The records that follow are to be repeated without alteration.

Extracted records
>> Start

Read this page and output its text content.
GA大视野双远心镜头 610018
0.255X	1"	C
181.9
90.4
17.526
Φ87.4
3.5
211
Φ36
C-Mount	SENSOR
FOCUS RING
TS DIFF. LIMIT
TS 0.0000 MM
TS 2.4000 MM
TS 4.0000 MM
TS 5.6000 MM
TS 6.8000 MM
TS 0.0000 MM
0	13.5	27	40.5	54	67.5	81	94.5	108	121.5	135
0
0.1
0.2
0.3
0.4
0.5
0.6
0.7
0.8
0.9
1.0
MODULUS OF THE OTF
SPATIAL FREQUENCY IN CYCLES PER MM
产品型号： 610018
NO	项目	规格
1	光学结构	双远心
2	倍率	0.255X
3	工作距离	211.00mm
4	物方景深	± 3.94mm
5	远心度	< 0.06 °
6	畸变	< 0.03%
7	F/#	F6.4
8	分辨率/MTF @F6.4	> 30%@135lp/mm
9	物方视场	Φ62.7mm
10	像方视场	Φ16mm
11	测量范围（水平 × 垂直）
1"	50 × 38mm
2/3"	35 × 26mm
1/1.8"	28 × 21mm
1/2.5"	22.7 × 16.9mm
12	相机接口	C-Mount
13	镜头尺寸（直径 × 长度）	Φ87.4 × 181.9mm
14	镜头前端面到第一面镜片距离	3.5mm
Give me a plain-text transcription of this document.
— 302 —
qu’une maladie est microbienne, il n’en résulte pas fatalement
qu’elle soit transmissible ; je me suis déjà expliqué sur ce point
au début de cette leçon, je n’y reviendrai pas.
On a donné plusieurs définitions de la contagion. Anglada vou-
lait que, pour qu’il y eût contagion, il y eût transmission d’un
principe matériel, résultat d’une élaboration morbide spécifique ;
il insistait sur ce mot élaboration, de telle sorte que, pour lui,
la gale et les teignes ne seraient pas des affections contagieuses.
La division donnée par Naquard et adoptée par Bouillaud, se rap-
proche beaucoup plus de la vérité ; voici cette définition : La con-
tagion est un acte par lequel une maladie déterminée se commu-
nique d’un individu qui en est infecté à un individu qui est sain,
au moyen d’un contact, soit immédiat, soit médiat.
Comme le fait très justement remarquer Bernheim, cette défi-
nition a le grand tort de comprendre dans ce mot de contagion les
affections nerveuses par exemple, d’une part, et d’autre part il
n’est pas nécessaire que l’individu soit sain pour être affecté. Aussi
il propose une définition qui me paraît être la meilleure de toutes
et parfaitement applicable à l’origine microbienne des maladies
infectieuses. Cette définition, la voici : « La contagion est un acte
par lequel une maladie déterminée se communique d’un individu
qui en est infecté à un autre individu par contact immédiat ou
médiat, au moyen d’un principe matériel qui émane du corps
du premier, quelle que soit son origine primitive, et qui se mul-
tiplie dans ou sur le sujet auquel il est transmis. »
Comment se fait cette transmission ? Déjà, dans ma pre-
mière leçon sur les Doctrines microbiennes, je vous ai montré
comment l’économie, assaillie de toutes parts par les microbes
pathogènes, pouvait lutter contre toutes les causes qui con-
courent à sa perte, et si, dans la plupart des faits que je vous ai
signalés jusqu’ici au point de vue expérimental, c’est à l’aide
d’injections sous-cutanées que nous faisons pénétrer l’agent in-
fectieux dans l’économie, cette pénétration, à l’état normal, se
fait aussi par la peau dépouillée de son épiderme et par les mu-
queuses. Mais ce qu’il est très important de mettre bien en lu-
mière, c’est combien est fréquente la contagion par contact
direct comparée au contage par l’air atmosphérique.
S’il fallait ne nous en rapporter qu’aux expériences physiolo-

>> End

§ REPLY TO THE EXERCISE:
Read this page and output its text content.
GA大视野双远心镜头 610018
0.255X	1"	C
181.9
90.4
17.526
Φ87.4
3.5
211
Φ36
C-Mount	SENSOR
FOCUS RING
TS DIFF. LIMIT
TS 0.0000 MM
TS 2.4000 MM
TS 4.0000 MM
TS 5.6000 MM
TS 6.8000 MM
TS 0.0000 MM
0	13.5	27	40.5	54	67.5	81	94.5	108	121.5	135
0
0.1
0.2
0.3
0.4
0.5
0.6
0.7
0.8
0.9
1.0
MODULUS OF THE OTF
SPATIAL FREQUENCY IN CYCLES PER MM
产品型号： 610018
NO	项目	规格
1	光学结构	双远心
2	倍率	0.255X
3	工作距离	211.00mm
4	物方景深	± 3.94mm
5	远心度	< 0.06 °
6	畸变	< 0.03%
7	F/#	F6.4
8	分辨率/MTF @F6.4	> 30%@135lp/mm
9	物方视场	Φ62.7mm
10	像方视场	Φ16mm
11	测量范围（水平 × 垂直）
1"	50 × 38mm
2/3"	35 × 26mm
1/1.8"	28 × 21mm
1/2.5"	22.7 × 16.9mm
12	相机接口	C-Mount
13	镜头尺寸（直径 × 长度）	Φ87.4 × 181.9mm
14	镜头前端面到第一面镜片距离	3.5mm
Give me a plain-text transcription of this document.
— 302 —
qu’une maladie est microbienne, il n’en résulte pas fatalement
qu’elle soit transmissible ; je me suis déjà expliqué sur ce point
au début de cette leçon, je n’y reviendrai pas.
On a donné plusieurs définitions de la contagion. Anglada vou-
lait que, pour qu’il y eût contagion, il y eût transmission d’un
principe matériel, résultat d’une élaboration morbide spécifique ;
il insistait sur ce mot élaboration, de telle sorte que, pour lui,
la gale et les teignes ne seraient pas des affections contagieuses.
La division donnée par Naquard et adoptée par Bouillaud, se rap-
proche beaucoup plus de la vérité ; voici cette définition : La con-
tagion est un acte par lequel une maladie déterminée se commu-
nique d’un individu qui en est infecté à un individu qui est sain,
au moyen d’un contact, soit immédiat, soit médiat.
Comme le fait très justement remarquer Bernheim, cette défi-
nition a le grand tort de comprendre dans ce mot de contagion les
affections nerveuses par exemple, d’une part, et d’autre part il
n’est pas nécessaire que l’individu soit sain pour être affecté. Aussi
il propose une définition qui me paraît être la meilleure de toutes
et parfaitement applicable à l’origine microbienne des maladies
infectieuses. Cette définition, la voici : « La contagion est un acte
par lequel une maladie déterminée se communique d’un individu
qui en est infecté à un autre individu par contact immédiat ou
médiat, au moyen d’un principe matériel qui émane du corps
du premier, quelle que soit son origine primitive, et qui se mul-
tiplie dans ou sur le sujet auquel il est transmis. »
Comment se fait cette transmission ? Déjà, dans ma pre-
mière leçon sur les Doctrines microbiennes, je vous ai montré
comment l’économie, assaillie de toutes parts par les microbes
pathogènes, pouvait lutter contre toutes les causes qui con-
courent à sa perte, et si, dans la plupart des faits que je vous ai
signalés jusqu’ici au point de vue expérimental, c’est à l’aide
d’injections sous-cutanées que nous faisons pénétrer l’agent in-
fectieux dans l’économie, cette pénétration, à l’état normal, se
fait aussi par la peau dépouillée de son épiderme et par les mu-
queuses. Mais ce qu’il est très important de mettre bien en lu-
mière, c’est combien est fréquente la contagion par contact
direct comparée au contage par l’air atmosphérique.
S’il fallait ne nous en rapporter qu’aux expériences physiolo-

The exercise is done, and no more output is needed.